▶ TASK DATA:
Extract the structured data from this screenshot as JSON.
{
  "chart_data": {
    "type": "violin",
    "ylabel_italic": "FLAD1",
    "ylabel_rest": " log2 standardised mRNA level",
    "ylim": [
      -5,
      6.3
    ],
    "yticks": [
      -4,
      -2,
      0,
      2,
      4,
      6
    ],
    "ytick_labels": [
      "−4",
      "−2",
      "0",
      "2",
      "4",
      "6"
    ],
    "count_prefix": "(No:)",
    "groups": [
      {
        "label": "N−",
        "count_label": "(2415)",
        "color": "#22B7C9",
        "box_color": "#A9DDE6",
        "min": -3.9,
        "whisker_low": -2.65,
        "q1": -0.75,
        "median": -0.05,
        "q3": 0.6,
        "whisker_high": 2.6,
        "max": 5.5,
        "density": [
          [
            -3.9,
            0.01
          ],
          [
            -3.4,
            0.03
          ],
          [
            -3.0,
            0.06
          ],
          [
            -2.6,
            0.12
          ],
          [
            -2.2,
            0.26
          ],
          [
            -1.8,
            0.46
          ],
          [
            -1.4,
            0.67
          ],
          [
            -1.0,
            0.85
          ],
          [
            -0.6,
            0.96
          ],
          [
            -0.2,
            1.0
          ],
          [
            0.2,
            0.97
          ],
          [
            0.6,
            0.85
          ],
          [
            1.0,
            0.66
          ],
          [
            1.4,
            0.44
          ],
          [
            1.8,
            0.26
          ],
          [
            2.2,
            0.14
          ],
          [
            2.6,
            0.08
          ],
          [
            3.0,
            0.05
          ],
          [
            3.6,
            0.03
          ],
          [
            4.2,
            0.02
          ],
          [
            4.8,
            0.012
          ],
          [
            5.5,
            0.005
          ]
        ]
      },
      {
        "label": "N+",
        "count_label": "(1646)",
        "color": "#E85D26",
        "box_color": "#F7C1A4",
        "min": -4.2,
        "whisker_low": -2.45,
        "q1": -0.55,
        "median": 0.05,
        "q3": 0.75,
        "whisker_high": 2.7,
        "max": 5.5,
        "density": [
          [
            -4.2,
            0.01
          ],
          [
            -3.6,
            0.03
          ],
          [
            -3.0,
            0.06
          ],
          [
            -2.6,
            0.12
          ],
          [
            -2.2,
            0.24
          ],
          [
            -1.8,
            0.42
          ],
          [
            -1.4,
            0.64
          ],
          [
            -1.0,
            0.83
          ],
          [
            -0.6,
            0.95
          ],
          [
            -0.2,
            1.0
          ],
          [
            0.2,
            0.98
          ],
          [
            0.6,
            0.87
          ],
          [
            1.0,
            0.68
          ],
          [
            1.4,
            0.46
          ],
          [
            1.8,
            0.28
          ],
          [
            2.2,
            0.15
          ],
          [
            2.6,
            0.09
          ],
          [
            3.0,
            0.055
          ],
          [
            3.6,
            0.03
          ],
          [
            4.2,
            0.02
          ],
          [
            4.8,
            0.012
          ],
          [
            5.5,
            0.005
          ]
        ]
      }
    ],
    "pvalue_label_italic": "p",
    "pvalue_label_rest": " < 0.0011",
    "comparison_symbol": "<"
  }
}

▶ WORK TO BE COMPLETED:
Output the whole of the material above, exactly.

▶ EXERCISE OUTPUT:
Extract the structured data from this screenshot as JSON.
{
  "chart_data": {
    "type": "violin",
    "ylabel_italic": "FLAD1",
    "ylabel_rest": " log2 standardised mRNA level",
    "ylim": [
      -5,
      6.3
    ],
    "yticks": [
      -4,
      -2,
      0,
      2,
      4,
      6
    ],
    "ytick_labels": [
      "−4",
      "−2",
      "0",
      "2",
      "4",
      "6"
    ],
    "count_prefix": "(No:)",
    "groups": [
      {
        "label": "N−",
        "count_label": "(2415)",
        "color": "#22B7C9",
        "box_color": "#A9DDE6",
        "min": -3.9,
        "whisker_low": -2.65,
        "q1": -0.75,
        "median": -0.05,
        "q3": 0.6,
        "whisker_high": 2.6,
        "max": 5.5,
        "density": [
          [
            -3.9,
            0.01
          ],
          [
            -3.4,
            0.03
          ],
          [
            -3.0,
            0.06
          ],
          [
            -2.6,
            0.12
          ],
          [
            -2.2,
            0.26
          ],
          [
            -1.8,
            0.46
          ],
          [
            -1.4,
            0.67
          ],
          [
            -1.0,
            0.85
          ],
          [
            -0.6,
            0.96
          ],
          [
            -0.2,
            1.0
          ],
          [
            0.2,
            0.97
          ],
          [
            0.6,
            0.85
          ],
          [
            1.0,
            0.66
          ],
          [
            1.4,
            0.44
          ],
          [
            1.8,
            0.26
          ],
          [
            2.2,
            0.14
          ],
          [
            2.6,
            0.08
          ],
          [
            3.0,
            0.05
          ],
          [
            3.6,
            0.03
          ],
          [
            4.2,
            0.02
          ],
          [
            4.8,
            0.012
          ],
          [
            5.5,
            0.005
          ]
        ]
      },
      {
        "label": "N+",
        "count_label": "(1646)",
        "color": "#E85D26",
        "box_color": "#F7C1A4",
        "min": -4.2,
        "whisker_low": -2.45,
        "q1": -0.55,
        "median": 0.05,
        "q3": 0.75,
        "whisker_high": 2.7,
        "max": 5.5,
        "density": [
          [
            -4.2,
            0.01
          ],
          [
            -3.6,
            0.03
          ],
          [
            -3.0,
            0.06
          ],
          [
            -2.6,
            0.12
          ],
          [
            -2.2,
            0.24
          ],
          [
            -1.8,
            0.42
          ],
          [
            -1.4,
            0.64
          ],
          [
            -1.0,
            0.83
          ],
          [
            -0.6,
            0.95
          ],
          [
            -0.2,
            1.0
          ],
          [
            0.2,
            0.98
          ],
          [
            0.6,
            0.87
          ],
          [
            1.0,
            0.68
          ],
          [
            1.4,
            0.46
          ],
          [
            1.8,
            0.28
          ],
          [
            2.2,
            0.15
          ],
          [
            2.6,
            0.09
          ],
          [
            3.0,
            0.055
          ],
          [
            3.6,
            0.03
          ],
          [
            4.2,
            0.02
          ],
          [
            4.8,
            0.012
          ],
          [
            5.5,
            0.005
          ]
        ]
      }
    ],
    "pvalue_label_italic": "p",
    "pvalue_label_rest": " < 0.0011",
    "comparison_symbol": "<"
  }
}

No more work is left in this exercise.